• **CONSEGNA**: Trascriva il brano del testo su Elephant a partire da "Quella di Gus" e fino a "così breve tempo).", sostituendo "prismatica" con "sfaccettata".

Quella di Gus Van Sant è l’opera del “non-spiegato”Elephant
Una realtà setacciata direttamente dai protagonisti del film. Un collage ripetuto di tanti sguardi specifici sotto l’uso della steadycam.
Il risultato è automatico, l’approccio realistico determina una narrazione diretta degli eventi che si susseguiranno nell’arco di questa sola ed unica giornata. La realtà che ci appare è prismatica, frammentata dalle tante visioni. Sullo schermo sono proiettate sempre le stesse scene a seconda dei singoli punti di vista.
Queste differenti soggettive suggeriscono un chiaro isolamento delle varie identità dei personaggi che si presentano solo uno alla volta.
L’incredulità è il sentimento comune a tutta la durata del film (..e anche dopo l’epilogo continueremo a non capire in che modo una mattinata qualunque possa diventare teatro di una sanguinosa strage in così breve tempo).
Ci assale l’inspiegabilità del “non-visto”, l’incomprensibile follia di un progetto simile che in soli 80 minuti vede contrapporsi al minimalismo di azioni quotidiane un’agghiacciante risvolto.

• **DATI REGISTRATI**:
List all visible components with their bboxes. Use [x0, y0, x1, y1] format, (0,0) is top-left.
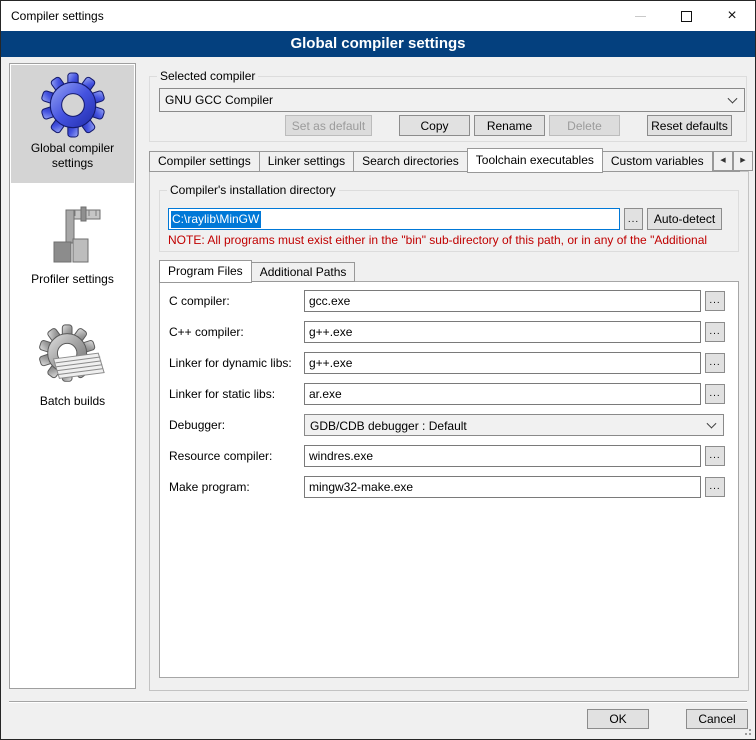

• **SOLUZIONE**:
Quella di Gus Van Sant è l’opera del “non-spiegato”Elephant
Una realtà setacciata direttamente dai protagonisti del film. Un collage ripetuto di tanti sguardi specifici sotto l’uso della steadycam.
Il risultato è automatico, l’approccio realistico determina una narrazione diretta degli eventi che si susseguiranno nell’arco di questa sola ed unica giornata. La realtà che ci appare è sfaccettata, frammentata dalle tante visioni. Sullo schermo sono proiettate sempre le stesse scene a seconda dei singoli punti di vista.
Queste differenti soggettive suggeriscono un chiaro isolamento delle varie identità dei personaggi che si presentano solo uno alla volta.
L’incredulità è il sentimento comune a tutta la durata del film (..e anche dopo l’epilogo continueremo a non capire in che modo una mattinata qualunque possa diventare teatro di una sanguinosa strage in così breve tempo).